■ Brief
Copy out all lines with the word "text" in them.
─── Records supplied
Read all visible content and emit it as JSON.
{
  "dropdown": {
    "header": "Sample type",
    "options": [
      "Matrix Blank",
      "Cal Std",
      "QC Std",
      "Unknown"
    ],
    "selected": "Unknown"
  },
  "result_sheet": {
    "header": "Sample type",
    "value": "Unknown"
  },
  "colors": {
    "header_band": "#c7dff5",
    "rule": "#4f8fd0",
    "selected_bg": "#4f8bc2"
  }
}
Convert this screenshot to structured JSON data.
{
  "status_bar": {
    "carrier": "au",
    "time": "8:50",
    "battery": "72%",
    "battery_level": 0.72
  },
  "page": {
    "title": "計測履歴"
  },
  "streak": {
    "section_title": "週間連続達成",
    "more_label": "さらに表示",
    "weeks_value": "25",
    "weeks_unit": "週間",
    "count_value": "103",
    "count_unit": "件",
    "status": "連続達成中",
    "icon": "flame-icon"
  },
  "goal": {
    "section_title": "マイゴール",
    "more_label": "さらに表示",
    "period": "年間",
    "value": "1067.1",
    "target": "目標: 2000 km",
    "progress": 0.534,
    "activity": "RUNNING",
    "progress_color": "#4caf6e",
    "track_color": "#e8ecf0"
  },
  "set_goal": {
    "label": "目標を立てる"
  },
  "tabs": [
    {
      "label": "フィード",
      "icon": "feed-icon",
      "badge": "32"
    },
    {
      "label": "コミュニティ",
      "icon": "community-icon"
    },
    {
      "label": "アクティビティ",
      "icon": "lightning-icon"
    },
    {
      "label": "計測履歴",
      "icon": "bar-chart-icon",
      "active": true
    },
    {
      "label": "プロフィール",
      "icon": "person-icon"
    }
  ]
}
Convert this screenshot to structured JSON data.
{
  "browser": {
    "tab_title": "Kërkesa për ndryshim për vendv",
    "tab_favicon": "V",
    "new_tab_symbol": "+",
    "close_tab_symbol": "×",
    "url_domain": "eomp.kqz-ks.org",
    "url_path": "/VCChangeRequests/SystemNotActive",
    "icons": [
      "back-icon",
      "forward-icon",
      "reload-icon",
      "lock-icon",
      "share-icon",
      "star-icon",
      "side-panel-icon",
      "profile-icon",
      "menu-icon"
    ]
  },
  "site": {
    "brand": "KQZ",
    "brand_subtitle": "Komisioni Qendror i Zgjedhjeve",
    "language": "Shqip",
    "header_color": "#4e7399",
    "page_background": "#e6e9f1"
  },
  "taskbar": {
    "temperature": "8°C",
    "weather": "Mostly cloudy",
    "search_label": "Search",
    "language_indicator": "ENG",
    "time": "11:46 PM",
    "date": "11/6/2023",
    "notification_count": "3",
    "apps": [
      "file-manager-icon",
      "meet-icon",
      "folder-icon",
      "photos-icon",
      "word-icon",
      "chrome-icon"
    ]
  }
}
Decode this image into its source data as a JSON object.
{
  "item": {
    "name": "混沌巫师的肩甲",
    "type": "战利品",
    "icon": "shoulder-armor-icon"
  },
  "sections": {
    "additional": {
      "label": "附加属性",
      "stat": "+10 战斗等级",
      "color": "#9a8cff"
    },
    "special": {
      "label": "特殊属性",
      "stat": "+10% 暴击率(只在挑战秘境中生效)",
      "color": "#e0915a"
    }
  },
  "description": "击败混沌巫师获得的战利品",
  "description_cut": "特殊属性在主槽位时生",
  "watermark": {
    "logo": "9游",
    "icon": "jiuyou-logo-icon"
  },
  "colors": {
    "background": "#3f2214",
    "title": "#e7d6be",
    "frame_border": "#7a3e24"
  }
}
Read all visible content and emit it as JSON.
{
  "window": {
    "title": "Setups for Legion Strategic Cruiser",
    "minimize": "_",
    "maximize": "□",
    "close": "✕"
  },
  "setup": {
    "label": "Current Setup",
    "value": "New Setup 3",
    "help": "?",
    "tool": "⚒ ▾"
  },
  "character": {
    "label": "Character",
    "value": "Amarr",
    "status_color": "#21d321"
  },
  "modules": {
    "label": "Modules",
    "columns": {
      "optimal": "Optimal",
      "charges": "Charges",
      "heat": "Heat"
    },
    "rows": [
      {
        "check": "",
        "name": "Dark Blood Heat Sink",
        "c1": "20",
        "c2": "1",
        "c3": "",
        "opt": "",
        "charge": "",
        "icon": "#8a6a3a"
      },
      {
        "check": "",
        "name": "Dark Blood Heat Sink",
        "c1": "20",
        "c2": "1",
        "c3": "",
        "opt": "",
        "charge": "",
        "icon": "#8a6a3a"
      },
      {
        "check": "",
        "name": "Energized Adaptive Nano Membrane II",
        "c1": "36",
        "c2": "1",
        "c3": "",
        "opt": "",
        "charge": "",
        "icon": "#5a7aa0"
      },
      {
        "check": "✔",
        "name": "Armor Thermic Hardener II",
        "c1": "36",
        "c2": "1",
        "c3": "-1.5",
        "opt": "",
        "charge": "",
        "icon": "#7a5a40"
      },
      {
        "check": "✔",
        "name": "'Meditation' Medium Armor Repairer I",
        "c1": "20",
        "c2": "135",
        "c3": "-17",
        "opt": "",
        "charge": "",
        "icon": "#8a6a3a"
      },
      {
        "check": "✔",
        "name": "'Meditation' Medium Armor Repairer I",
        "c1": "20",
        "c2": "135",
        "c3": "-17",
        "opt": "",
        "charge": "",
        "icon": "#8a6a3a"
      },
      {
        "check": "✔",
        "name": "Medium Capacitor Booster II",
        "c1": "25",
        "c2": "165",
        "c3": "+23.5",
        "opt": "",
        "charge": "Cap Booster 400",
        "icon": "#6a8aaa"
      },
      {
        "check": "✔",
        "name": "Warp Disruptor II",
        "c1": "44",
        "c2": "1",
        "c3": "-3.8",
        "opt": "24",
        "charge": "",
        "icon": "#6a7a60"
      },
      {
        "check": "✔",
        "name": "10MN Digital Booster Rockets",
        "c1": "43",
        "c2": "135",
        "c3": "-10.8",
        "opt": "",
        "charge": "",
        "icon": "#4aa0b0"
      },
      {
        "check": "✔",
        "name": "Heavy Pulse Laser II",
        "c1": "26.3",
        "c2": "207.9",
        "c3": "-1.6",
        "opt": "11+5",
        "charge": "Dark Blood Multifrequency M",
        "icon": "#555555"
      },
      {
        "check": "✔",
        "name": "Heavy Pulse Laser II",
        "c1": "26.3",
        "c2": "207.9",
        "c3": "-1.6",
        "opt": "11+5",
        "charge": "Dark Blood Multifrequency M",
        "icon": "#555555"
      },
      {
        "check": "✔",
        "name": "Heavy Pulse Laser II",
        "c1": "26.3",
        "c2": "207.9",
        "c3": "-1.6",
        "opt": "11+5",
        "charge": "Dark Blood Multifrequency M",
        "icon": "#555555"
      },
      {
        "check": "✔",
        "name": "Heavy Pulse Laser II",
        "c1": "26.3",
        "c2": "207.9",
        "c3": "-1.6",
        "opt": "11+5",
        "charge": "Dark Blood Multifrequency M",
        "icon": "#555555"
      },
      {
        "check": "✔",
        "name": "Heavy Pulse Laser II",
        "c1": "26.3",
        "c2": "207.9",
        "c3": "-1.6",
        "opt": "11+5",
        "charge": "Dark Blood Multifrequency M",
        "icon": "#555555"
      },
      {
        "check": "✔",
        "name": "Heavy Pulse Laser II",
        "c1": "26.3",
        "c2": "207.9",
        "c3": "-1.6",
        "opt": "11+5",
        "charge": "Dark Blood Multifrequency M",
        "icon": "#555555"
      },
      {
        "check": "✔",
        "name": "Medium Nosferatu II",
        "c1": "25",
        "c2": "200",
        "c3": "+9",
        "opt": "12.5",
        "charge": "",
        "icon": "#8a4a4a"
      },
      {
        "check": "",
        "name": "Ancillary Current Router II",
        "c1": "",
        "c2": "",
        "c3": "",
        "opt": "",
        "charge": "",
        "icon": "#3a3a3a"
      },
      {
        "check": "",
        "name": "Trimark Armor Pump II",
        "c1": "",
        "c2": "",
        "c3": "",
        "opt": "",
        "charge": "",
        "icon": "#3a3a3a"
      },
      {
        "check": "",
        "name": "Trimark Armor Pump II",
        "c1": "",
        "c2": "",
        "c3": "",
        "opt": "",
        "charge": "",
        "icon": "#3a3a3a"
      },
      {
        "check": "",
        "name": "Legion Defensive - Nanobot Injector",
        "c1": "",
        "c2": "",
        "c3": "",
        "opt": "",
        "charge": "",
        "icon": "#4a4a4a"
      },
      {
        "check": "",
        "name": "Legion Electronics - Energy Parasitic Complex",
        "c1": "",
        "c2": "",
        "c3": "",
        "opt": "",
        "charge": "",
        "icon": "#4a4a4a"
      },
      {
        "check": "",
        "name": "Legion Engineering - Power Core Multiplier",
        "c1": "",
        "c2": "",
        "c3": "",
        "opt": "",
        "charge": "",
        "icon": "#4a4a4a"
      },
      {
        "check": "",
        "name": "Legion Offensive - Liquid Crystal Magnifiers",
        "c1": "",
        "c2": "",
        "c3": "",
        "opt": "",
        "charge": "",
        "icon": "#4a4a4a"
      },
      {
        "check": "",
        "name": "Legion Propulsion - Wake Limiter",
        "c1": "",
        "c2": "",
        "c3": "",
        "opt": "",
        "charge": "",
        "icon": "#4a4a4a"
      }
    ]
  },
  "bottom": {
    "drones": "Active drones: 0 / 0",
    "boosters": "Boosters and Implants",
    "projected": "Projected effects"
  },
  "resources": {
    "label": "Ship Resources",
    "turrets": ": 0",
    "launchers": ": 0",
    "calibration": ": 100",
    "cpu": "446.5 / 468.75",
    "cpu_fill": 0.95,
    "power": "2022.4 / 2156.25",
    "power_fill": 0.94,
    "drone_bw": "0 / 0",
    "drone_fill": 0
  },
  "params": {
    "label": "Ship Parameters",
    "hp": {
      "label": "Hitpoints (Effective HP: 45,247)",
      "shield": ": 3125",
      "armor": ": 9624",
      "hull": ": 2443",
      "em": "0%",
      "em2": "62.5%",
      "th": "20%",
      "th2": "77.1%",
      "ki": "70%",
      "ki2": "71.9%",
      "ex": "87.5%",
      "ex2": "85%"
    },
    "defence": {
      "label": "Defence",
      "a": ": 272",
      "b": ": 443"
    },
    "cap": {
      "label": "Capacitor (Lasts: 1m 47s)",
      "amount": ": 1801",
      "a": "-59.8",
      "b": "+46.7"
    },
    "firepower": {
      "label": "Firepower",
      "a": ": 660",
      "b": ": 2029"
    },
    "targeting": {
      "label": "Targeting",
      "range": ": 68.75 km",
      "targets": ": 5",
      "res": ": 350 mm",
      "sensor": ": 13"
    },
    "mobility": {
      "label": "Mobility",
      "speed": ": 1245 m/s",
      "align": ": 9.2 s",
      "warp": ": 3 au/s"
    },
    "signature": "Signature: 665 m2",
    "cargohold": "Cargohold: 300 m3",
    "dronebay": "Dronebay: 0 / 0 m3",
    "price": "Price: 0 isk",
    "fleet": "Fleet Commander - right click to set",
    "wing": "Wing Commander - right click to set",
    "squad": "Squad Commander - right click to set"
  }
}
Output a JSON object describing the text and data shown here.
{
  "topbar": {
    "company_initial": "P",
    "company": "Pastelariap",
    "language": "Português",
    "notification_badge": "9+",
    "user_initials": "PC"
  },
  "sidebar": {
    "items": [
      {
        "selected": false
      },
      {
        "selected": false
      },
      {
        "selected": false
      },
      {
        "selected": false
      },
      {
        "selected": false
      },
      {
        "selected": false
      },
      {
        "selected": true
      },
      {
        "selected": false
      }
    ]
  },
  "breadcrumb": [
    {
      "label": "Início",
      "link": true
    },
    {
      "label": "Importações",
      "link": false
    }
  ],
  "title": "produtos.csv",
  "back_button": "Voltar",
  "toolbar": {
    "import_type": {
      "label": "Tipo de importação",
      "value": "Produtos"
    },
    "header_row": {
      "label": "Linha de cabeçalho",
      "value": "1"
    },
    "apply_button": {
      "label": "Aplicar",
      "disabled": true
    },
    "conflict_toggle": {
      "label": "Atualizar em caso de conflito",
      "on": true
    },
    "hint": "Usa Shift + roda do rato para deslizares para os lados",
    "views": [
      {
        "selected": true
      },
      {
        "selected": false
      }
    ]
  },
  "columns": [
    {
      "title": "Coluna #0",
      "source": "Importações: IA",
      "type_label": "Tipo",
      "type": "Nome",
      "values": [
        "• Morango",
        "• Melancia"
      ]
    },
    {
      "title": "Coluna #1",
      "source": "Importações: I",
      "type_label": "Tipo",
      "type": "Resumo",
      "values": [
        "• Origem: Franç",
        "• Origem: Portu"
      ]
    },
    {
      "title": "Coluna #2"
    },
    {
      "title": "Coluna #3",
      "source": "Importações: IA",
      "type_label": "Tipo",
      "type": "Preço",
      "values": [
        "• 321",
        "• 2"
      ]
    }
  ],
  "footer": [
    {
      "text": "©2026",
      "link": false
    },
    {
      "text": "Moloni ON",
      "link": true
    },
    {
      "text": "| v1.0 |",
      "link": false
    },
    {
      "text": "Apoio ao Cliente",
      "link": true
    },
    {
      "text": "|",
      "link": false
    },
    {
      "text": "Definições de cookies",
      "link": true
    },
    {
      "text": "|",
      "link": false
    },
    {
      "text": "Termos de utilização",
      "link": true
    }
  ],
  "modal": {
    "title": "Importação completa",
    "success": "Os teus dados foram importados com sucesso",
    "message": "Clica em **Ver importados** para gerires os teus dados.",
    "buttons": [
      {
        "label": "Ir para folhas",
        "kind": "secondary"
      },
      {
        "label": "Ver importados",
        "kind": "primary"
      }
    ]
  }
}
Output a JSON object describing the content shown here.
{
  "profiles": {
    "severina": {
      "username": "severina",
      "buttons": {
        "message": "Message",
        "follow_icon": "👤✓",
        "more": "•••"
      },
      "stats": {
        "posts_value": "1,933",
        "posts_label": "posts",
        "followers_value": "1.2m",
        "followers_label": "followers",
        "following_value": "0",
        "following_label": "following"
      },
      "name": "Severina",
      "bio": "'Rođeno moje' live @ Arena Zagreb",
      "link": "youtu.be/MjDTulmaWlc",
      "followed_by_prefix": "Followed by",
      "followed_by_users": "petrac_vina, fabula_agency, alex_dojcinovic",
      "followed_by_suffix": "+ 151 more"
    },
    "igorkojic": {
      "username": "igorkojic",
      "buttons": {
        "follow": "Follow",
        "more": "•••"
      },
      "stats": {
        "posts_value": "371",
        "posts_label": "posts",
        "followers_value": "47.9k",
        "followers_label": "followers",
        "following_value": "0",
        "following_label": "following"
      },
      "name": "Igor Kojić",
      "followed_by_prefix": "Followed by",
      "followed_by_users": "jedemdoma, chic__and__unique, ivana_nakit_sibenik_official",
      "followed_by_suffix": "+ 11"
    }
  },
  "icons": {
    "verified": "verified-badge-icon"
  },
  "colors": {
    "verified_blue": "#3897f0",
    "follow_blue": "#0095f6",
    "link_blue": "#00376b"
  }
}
──────
■ Expected answer
Output a JSON object describing the text and data shown here.
      "text": "©2026",
      "text": "Moloni ON",
      "text": "| v1.0 |",
      "text": "Apoio ao Cliente",
      "text": "|",
      "text": "Definições de cookies",
      "text": "|",
      "text": "Termos de utilização",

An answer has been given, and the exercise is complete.